**Material for the task:**
━━━━━━━━

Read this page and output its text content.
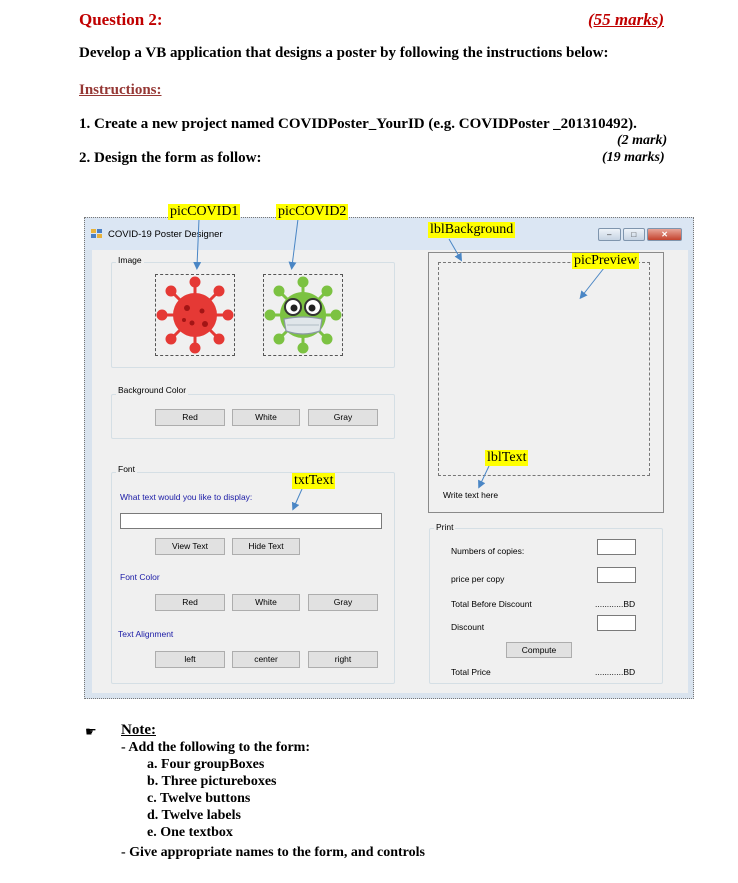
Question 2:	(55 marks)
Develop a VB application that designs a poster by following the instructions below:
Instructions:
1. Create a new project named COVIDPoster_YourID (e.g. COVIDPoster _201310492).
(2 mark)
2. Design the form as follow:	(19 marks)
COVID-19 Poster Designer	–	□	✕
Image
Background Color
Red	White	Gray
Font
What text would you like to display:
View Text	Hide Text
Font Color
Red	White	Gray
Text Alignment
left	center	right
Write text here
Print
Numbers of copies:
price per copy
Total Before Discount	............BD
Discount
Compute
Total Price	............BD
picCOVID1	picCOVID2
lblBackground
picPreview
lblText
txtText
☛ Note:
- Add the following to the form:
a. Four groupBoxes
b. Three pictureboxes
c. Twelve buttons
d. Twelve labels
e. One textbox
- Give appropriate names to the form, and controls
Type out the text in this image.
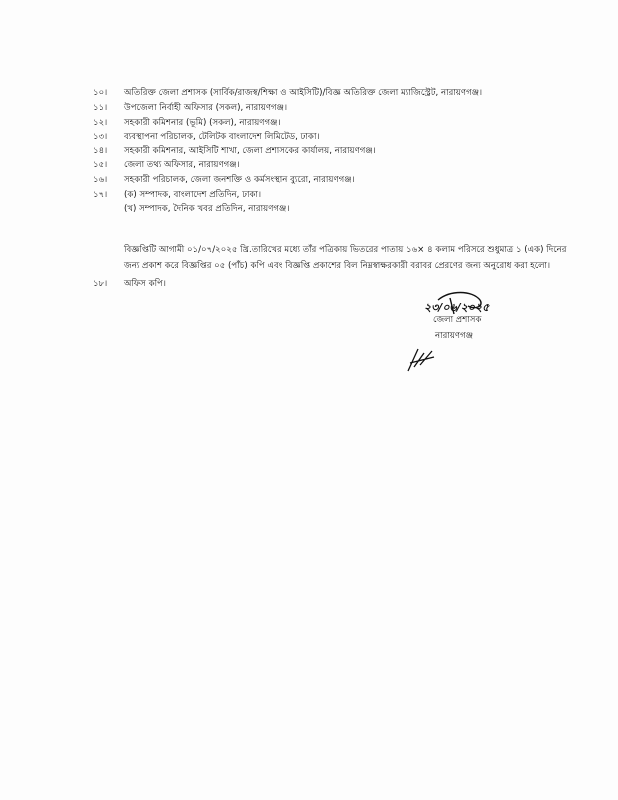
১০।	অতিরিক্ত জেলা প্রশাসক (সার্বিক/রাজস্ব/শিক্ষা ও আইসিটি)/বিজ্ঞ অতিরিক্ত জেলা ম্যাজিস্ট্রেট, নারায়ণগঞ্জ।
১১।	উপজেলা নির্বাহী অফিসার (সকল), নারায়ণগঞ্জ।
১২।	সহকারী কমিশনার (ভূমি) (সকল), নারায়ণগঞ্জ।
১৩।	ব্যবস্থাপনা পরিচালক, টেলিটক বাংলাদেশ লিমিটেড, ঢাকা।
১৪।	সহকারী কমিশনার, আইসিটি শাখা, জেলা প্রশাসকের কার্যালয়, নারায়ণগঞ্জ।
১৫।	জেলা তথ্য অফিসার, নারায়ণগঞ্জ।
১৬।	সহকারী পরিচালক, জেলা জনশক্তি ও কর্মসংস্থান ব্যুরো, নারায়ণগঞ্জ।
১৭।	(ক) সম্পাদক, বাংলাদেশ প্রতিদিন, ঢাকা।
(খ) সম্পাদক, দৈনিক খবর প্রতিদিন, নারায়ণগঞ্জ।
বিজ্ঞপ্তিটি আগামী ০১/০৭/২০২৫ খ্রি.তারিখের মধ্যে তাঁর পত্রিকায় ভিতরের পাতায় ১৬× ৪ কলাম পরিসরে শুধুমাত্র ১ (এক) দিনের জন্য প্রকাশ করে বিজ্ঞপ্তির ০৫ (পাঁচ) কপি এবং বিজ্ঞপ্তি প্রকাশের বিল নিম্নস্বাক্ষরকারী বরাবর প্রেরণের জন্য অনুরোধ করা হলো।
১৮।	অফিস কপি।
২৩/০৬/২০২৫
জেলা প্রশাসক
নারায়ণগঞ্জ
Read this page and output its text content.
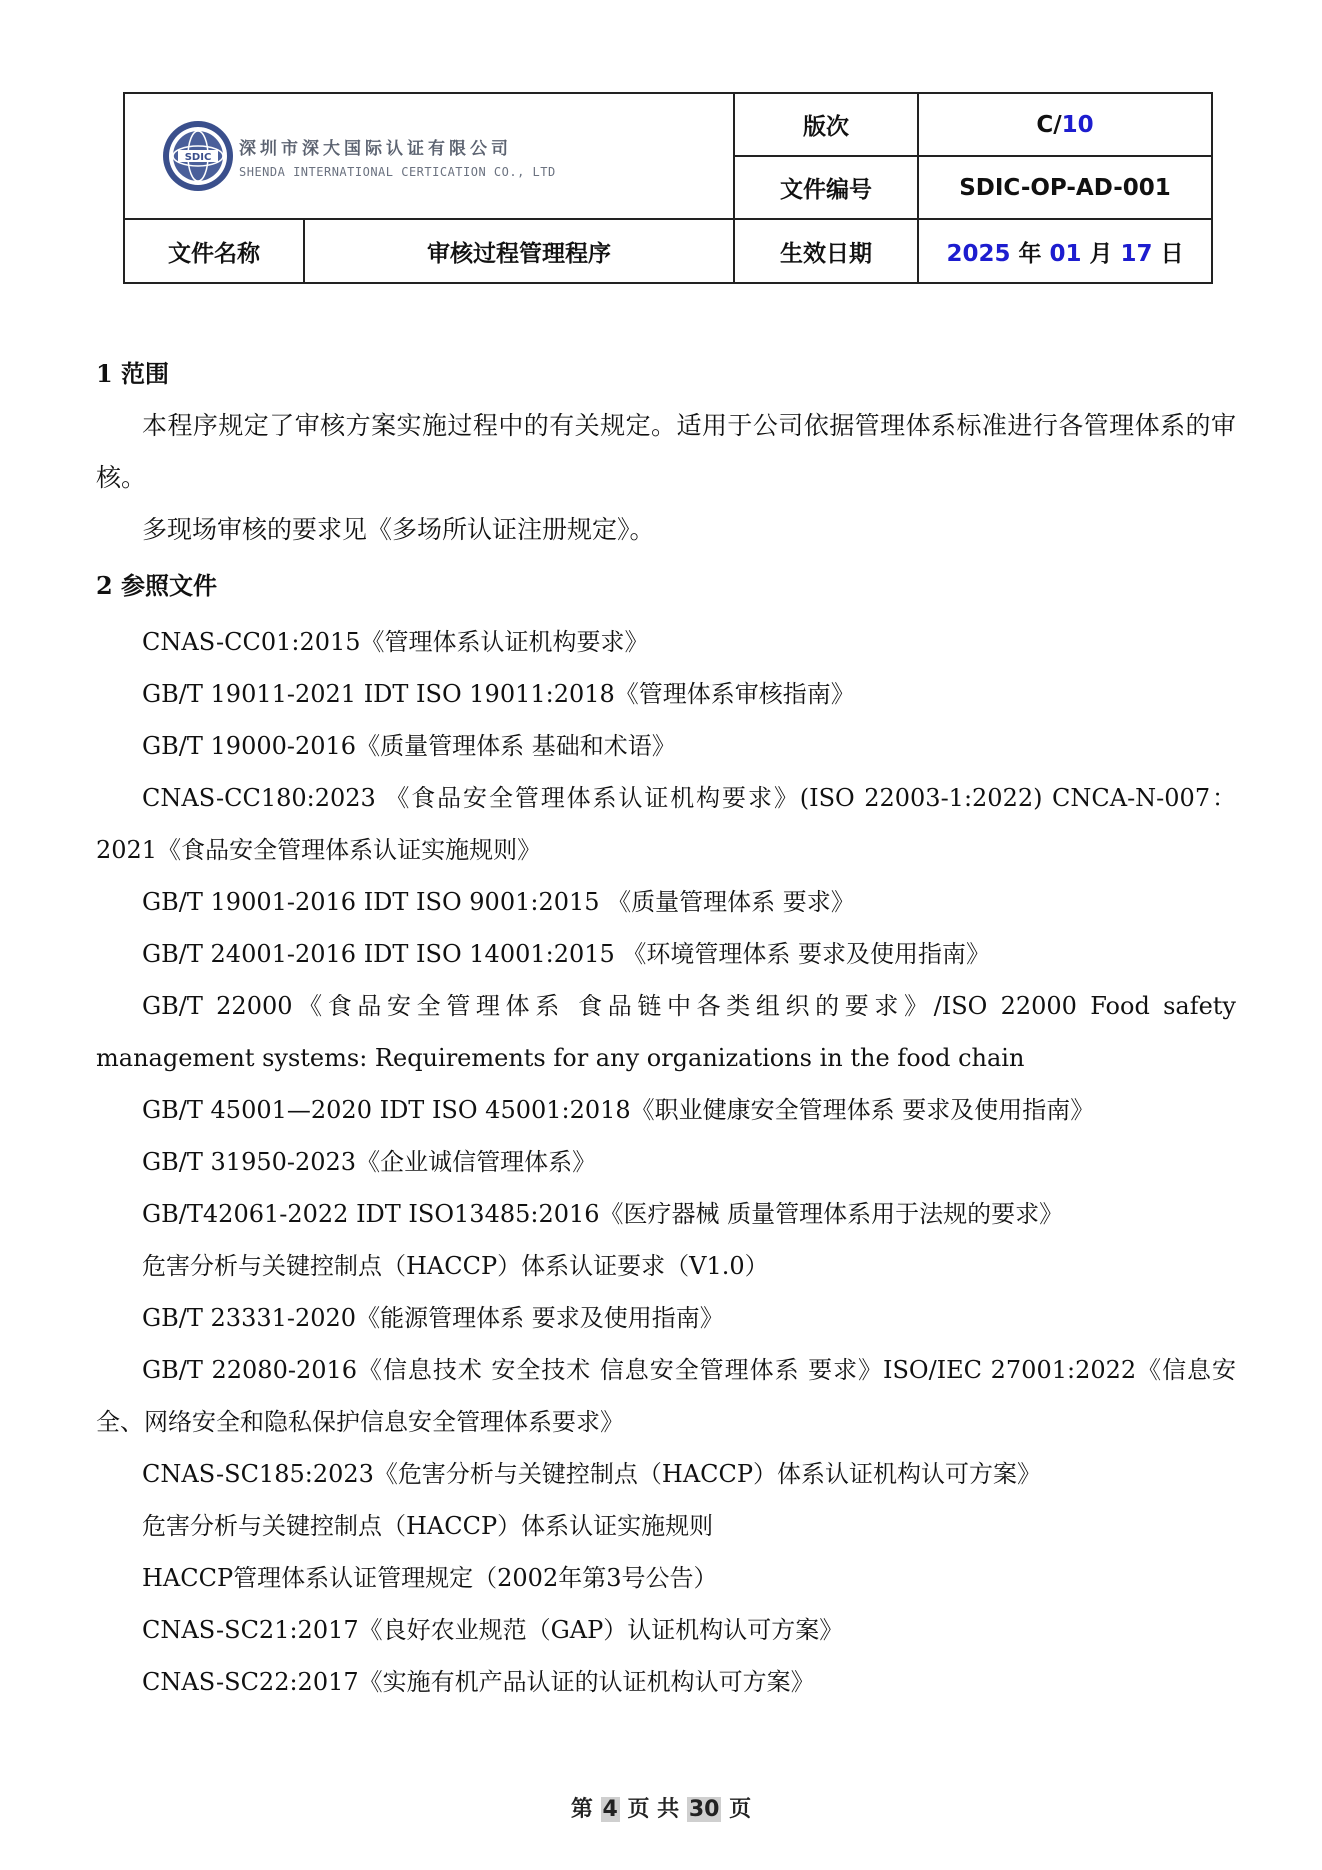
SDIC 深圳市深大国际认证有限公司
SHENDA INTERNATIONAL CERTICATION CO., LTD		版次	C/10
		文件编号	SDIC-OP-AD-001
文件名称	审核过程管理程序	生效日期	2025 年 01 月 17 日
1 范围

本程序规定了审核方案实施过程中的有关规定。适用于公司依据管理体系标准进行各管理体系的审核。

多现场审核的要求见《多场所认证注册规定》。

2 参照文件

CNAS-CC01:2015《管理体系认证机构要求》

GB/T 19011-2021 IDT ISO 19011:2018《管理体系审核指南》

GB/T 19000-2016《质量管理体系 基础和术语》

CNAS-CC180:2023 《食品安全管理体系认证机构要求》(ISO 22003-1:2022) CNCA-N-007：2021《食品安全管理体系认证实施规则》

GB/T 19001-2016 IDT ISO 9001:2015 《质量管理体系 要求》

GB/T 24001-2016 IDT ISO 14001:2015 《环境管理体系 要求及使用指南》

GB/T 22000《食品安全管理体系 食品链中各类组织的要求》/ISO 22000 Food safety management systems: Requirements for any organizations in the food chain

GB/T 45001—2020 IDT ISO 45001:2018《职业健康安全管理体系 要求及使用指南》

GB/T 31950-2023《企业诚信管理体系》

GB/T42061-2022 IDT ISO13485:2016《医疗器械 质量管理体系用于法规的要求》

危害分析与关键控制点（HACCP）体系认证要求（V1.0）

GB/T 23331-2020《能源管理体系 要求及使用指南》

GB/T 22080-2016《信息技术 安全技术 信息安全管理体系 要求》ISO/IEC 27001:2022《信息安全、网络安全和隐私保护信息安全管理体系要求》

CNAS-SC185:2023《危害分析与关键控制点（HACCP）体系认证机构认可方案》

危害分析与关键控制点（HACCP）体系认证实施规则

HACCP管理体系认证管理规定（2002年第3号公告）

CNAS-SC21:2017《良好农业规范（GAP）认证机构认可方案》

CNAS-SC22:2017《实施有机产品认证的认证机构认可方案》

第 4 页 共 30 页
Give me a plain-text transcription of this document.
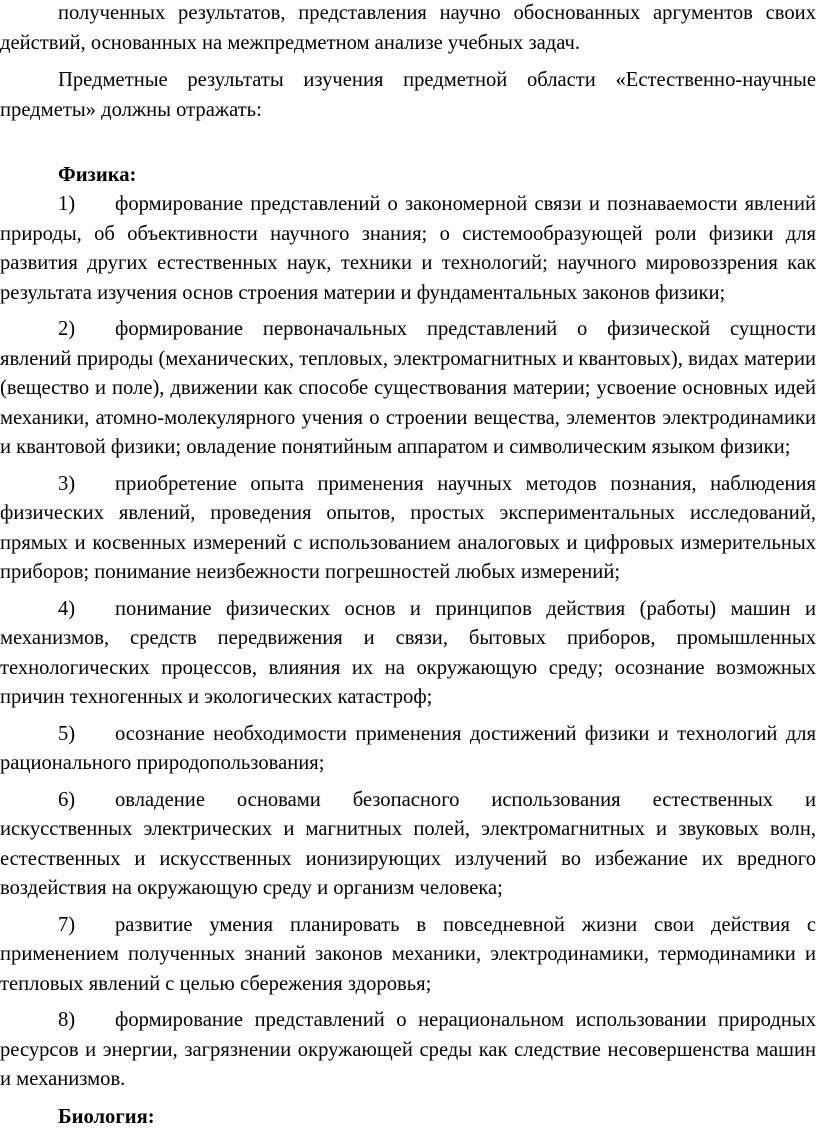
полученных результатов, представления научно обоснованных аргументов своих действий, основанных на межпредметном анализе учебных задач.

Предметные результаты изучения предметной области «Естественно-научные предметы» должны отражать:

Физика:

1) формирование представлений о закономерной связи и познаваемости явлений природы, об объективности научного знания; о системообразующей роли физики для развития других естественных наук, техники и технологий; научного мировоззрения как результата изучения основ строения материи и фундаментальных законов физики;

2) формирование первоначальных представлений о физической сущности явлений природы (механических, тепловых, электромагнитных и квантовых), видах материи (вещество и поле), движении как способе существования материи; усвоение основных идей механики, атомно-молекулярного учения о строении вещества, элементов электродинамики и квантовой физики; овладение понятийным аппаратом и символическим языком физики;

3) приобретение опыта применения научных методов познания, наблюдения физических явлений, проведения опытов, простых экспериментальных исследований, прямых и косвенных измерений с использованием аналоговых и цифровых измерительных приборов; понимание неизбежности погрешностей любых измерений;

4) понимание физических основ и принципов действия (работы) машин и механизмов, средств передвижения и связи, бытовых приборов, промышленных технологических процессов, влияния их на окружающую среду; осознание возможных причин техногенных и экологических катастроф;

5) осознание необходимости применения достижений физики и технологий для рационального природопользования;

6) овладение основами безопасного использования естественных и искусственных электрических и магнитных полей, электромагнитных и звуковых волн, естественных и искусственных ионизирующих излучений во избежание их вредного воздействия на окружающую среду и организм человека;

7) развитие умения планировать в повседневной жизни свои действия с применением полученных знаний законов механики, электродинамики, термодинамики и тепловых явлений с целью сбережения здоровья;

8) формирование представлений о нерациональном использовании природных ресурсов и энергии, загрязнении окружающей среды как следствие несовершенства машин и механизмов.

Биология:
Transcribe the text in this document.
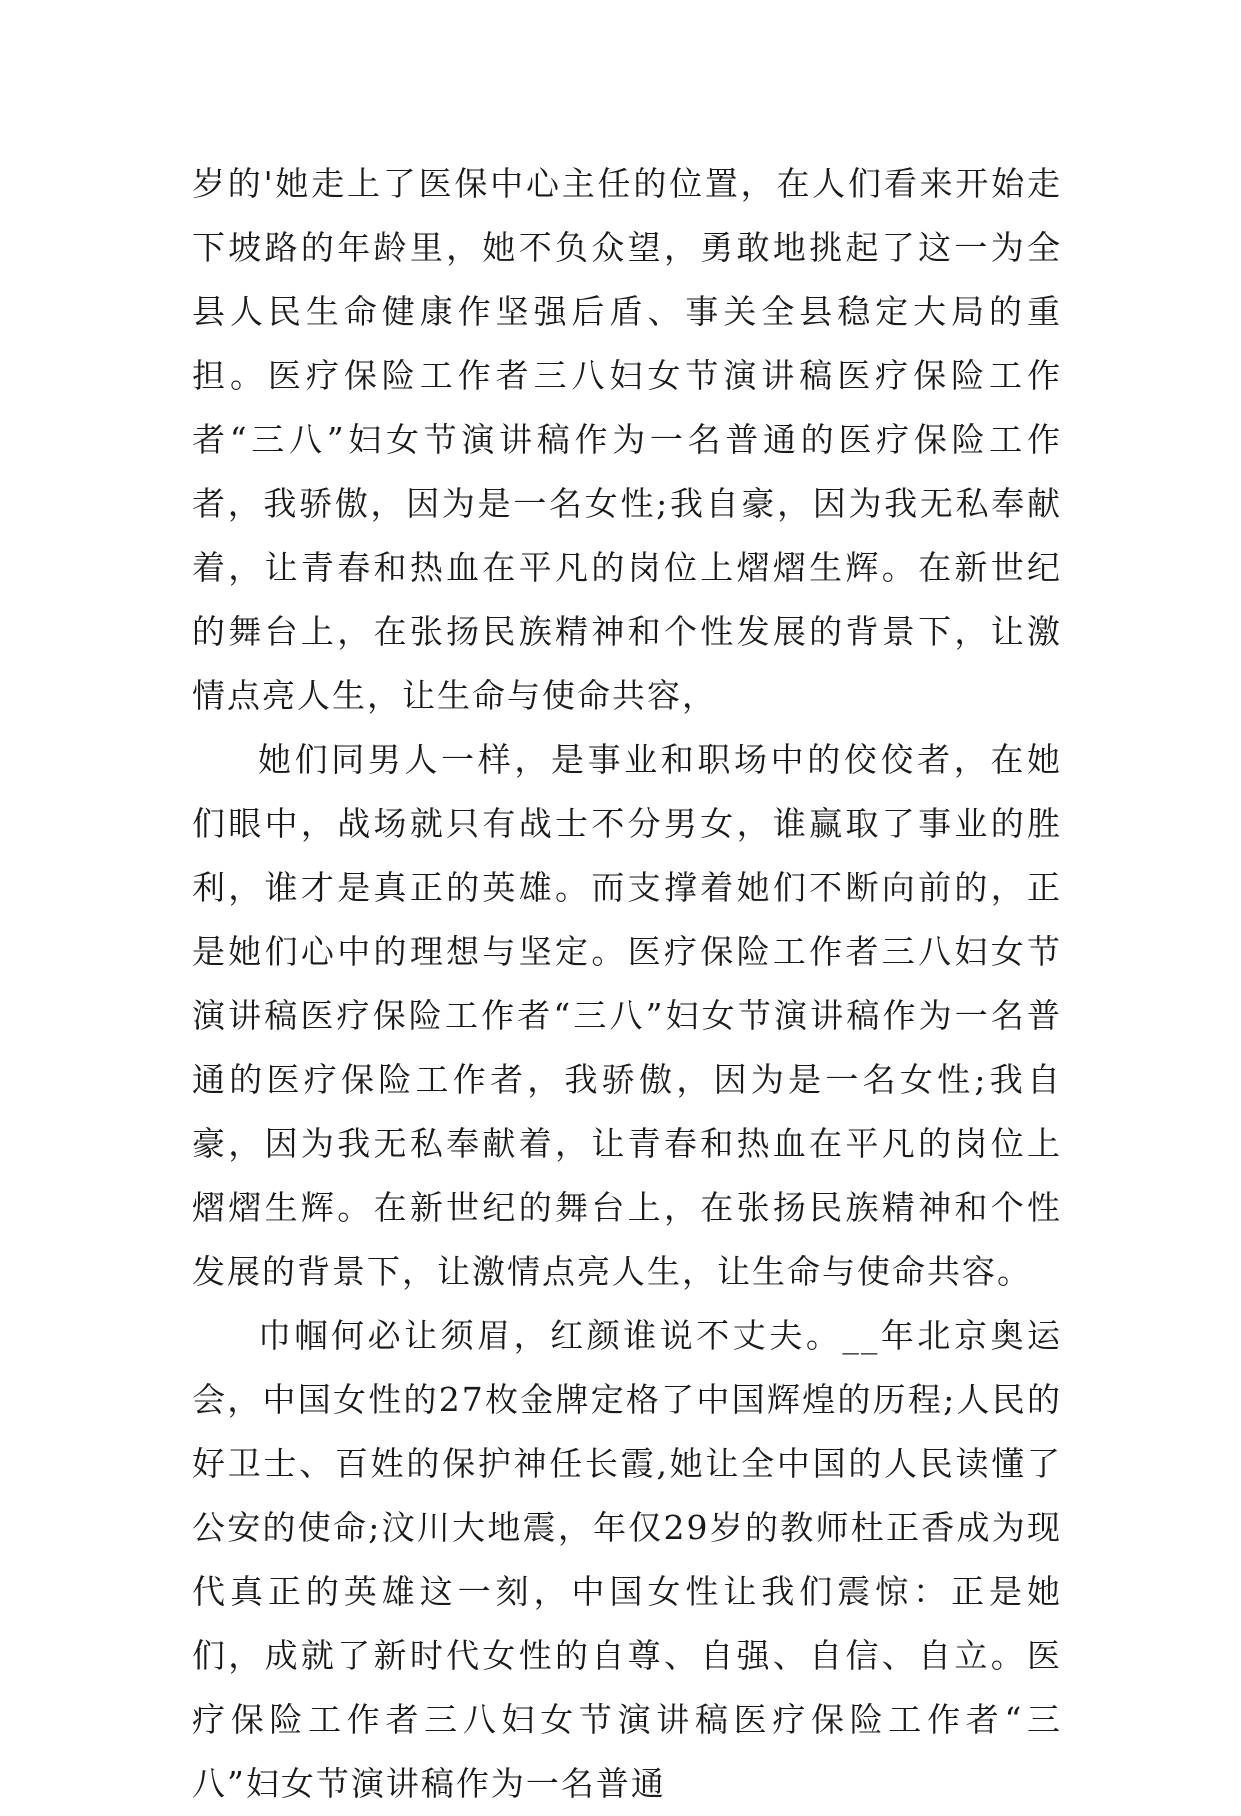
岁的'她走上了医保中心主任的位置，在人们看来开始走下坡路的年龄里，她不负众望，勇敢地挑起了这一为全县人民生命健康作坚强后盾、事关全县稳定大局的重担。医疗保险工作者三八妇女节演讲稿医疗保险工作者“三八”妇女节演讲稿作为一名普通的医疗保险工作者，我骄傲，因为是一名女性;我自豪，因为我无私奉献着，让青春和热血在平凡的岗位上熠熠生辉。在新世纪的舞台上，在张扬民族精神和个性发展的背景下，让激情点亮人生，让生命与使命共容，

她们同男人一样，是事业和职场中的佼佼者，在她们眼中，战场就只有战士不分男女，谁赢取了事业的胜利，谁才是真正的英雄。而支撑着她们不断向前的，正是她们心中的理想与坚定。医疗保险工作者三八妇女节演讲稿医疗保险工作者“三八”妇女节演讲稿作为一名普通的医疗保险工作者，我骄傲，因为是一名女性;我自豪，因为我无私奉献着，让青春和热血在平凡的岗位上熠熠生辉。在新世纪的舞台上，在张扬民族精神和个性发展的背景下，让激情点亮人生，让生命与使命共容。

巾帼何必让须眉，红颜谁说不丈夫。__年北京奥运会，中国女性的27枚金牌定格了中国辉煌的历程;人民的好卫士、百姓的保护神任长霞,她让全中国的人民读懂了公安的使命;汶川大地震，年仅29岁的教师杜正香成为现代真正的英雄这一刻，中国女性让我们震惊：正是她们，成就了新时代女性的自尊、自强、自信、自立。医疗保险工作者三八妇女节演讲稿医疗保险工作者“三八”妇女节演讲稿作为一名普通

━━━━━━━━

**Requirements:**
Find every line that includes the string "окружающую". Report how many there are and nothing else.

**Written response:**
2